*Task requirements:* Extract every line of the material that holds the string "name".

------------------------------------------------

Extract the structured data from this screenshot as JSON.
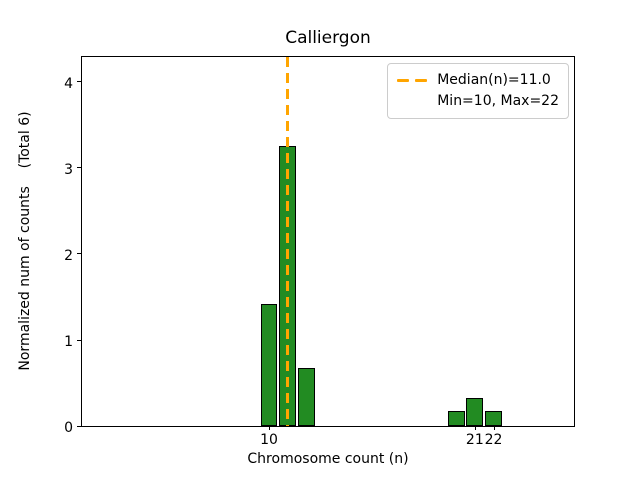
{
  "chart_data": {
    "type": "bar",
    "title": "Calliergon",
    "xlabel": "Chromosome count (n)",
    "ylabel": "Normalized num of counts    (Total 6)",
    "categories": [
      10,
      11,
      12,
      20,
      21,
      22
    ],
    "values": [
      1.42,
      3.25,
      0.67,
      0.17,
      0.33,
      0.17
    ],
    "total_counts": 6,
    "bar_color": "#228B22",
    "bar_edge_color": "#000000",
    "bar_width_units": 0.9,
    "xlim": [
      0,
      26.3
    ],
    "ylim": [
      0,
      4.29
    ],
    "x_ticks": [
      10,
      21,
      22
    ],
    "y_ticks": [
      0,
      1,
      2,
      3,
      4
    ],
    "grid": false,
    "median_line": {
      "x": 11.0,
      "color": "#FFA500",
      "style": "dashed",
      "orientation": "vertical"
    },
    "legend": {
      "position": "upper right",
      "lines": [
        "Median(n)=11.0",
        "Min=10, Max=22"
      ]
    }
  }
}
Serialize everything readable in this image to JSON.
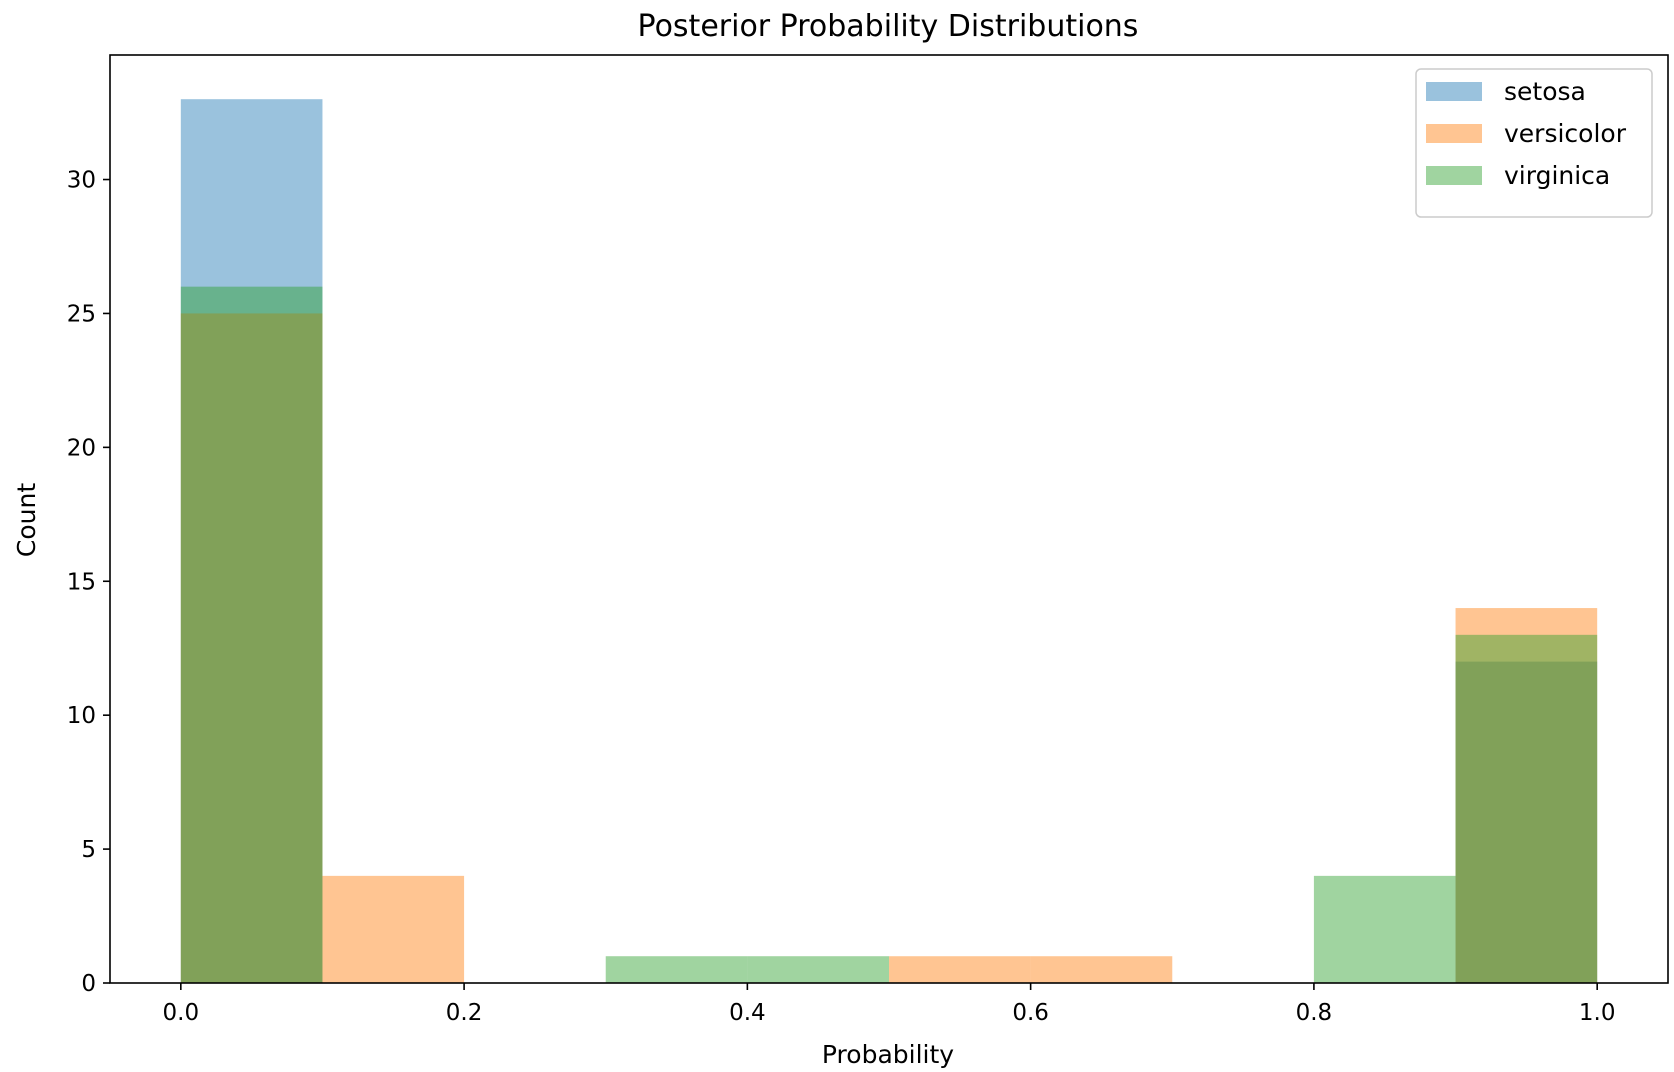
{
  "chart_data": {
    "type": "bar",
    "title": "Posterior Probability Distributions",
    "xlabel": "Probability",
    "ylabel": "Count",
    "xlim": [
      -0.05,
      1.05
    ],
    "ylim": [
      0,
      34.65
    ],
    "xticks": [
      0.0,
      0.2,
      0.4,
      0.6,
      0.8,
      1.0
    ],
    "xtick_labels": [
      "0.0",
      "0.2",
      "0.4",
      "0.6",
      "0.8",
      "1.0"
    ],
    "yticks": [
      0,
      5,
      10,
      15,
      20,
      25,
      30
    ],
    "ytick_labels": [
      "0",
      "5",
      "10",
      "15",
      "20",
      "25",
      "30"
    ],
    "grid": false,
    "legend_position": "top-right",
    "bin_edges": [
      0.0,
      0.1,
      0.2,
      0.3,
      0.4,
      0.5,
      0.6,
      0.7,
      0.8,
      0.9,
      1.0
    ],
    "series": [
      {
        "name": "setosa",
        "color": "#1f77b4",
        "alpha": 0.45,
        "counts": [
          33,
          0,
          0,
          0,
          0,
          0,
          0,
          0,
          0,
          12
        ]
      },
      {
        "name": "versicolor",
        "color": "#ff7f0e",
        "alpha": 0.45,
        "counts": [
          25,
          4,
          0,
          0,
          0,
          1,
          1,
          0,
          0,
          14
        ]
      },
      {
        "name": "virginica",
        "color": "#2ca02c",
        "alpha": 0.45,
        "counts": [
          26,
          0,
          0,
          1,
          1,
          0,
          0,
          0,
          4,
          13
        ]
      }
    ]
  }
}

------------------------------------------------

*Problem solution:*
        "name": "setosa",
        "name": "versicolor",
        "name": "virginica",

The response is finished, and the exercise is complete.